## [Task details]
Could you print every record below exactly as it appears?

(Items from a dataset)
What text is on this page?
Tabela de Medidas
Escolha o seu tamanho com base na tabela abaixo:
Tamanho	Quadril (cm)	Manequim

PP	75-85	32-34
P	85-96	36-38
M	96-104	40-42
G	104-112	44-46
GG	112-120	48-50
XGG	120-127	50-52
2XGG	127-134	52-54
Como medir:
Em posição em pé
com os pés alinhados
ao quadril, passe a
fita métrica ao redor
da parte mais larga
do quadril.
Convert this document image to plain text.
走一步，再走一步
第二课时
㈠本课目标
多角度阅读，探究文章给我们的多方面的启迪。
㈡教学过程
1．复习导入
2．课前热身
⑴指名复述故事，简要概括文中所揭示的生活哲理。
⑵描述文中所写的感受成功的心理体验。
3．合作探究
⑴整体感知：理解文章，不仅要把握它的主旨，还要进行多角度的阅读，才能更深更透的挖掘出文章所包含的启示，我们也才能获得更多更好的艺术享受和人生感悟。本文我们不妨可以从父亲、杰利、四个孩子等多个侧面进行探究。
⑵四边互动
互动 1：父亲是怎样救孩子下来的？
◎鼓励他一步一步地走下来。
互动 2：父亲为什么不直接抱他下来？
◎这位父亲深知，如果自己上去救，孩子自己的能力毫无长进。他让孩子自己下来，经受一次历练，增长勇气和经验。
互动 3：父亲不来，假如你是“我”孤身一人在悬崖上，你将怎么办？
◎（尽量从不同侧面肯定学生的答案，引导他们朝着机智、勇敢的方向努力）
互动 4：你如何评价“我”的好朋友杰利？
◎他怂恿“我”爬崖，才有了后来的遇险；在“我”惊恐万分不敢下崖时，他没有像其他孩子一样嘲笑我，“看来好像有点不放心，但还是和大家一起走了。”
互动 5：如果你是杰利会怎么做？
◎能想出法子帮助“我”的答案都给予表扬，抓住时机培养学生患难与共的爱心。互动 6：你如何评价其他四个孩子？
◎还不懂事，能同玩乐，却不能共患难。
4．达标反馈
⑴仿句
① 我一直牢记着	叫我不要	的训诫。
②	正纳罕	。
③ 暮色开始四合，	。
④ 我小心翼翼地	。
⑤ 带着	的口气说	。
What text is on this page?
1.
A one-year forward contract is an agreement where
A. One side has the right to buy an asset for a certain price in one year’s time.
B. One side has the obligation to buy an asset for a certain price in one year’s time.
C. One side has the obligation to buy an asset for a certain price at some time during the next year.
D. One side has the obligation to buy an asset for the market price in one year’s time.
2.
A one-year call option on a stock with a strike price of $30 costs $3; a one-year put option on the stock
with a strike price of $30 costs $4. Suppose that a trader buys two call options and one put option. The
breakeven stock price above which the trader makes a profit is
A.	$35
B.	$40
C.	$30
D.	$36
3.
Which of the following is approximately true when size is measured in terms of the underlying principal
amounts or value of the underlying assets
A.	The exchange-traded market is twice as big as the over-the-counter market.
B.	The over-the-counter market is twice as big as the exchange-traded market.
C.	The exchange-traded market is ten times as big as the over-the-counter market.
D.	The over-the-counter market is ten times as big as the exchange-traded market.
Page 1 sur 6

## [Expected answer]
What text is on this page?
Tabela de Medidas
Escolha o seu tamanho com base na tabela abaixo:
Tamanho	Quadril (cm)	Manequim

PP	75-85	32-34
P	85-96	36-38
M	96-104	40-42
G	104-112	44-46
GG	112-120	48-50
XGG	120-127	50-52
2XGG	127-134	52-54
Como medir:
Em posição em pé
com os pés alinhados
ao quadril, passe a
fita métrica ao redor
da parte mais larga
do quadril.
Convert this document image to plain text.
走一步，再走一步
第二课时
㈠本课目标
多角度阅读，探究文章给我们的多方面的启迪。
㈡教学过程
1．复习导入
2．课前热身
⑴指名复述故事，简要概括文中所揭示的生活哲理。
⑵描述文中所写的感受成功的心理体验。
3．合作探究
⑴整体感知：理解文章，不仅要把握它的主旨，还要进行多角度的阅读，才能更深更透的挖掘出文章所包含的启示，我们也才能获得更多更好的艺术享受和人生感悟。本文我们不妨可以从父亲、杰利、四个孩子等多个侧面进行探究。
⑵四边互动
互动 1：父亲是怎样救孩子下来的？
◎鼓励他一步一步地走下来。
互动 2：父亲为什么不直接抱他下来？
◎这位父亲深知，如果自己上去救，孩子自己的能力毫无长进。他让孩子自己下来，经受一次历练，增长勇气和经验。
互动 3：父亲不来，假如你是“我”孤身一人在悬崖上，你将怎么办？
◎（尽量从不同侧面肯定学生的答案，引导他们朝着机智、勇敢的方向努力）
互动 4：你如何评价“我”的好朋友杰利？
◎他怂恿“我”爬崖，才有了后来的遇险；在“我”惊恐万分不敢下崖时，他没有像其他孩子一样嘲笑我，“看来好像有点不放心，但还是和大家一起走了。”
互动 5：如果你是杰利会怎么做？
◎能想出法子帮助“我”的答案都给予表扬，抓住时机培养学生患难与共的爱心。互动 6：你如何评价其他四个孩子？
◎还不懂事，能同玩乐，却不能共患难。
4．达标反馈
⑴仿句
① 我一直牢记着	叫我不要	的训诫。
②	正纳罕	。
③ 暮色开始四合，	。
④ 我小心翼翼地	。
⑤ 带着	的口气说	。
What text is on this page?
1.
A one-year forward contract is an agreement where
A. One side has the right to buy an asset for a certain price in one year’s time.
B. One side has the obligation to buy an asset for a certain price in one year’s time.
C. One side has the obligation to buy an asset for a certain price at some time during the next year.
D. One side has the obligation to buy an asset for the market price in one year’s time.
2.
A one-year call option on a stock with a strike price of $30 costs $3; a one-year put option on the stock
with a strike price of $30 costs $4. Suppose that a trader buys two call options and one put option. The
breakeven stock price above which the trader makes a profit is
A.	$35
B.	$40
C.	$30
D.	$36
3.
Which of the following is approximately true when size is measured in terms of the underlying principal
amounts or value of the underlying assets
A.	The exchange-traded market is twice as big as the over-the-counter market.
B.	The over-the-counter market is twice as big as the exchange-traded market.
C.	The exchange-traded market is ten times as big as the over-the-counter market.
D.	The over-the-counter market is ten times as big as the exchange-traded market.
Page 1 sur 6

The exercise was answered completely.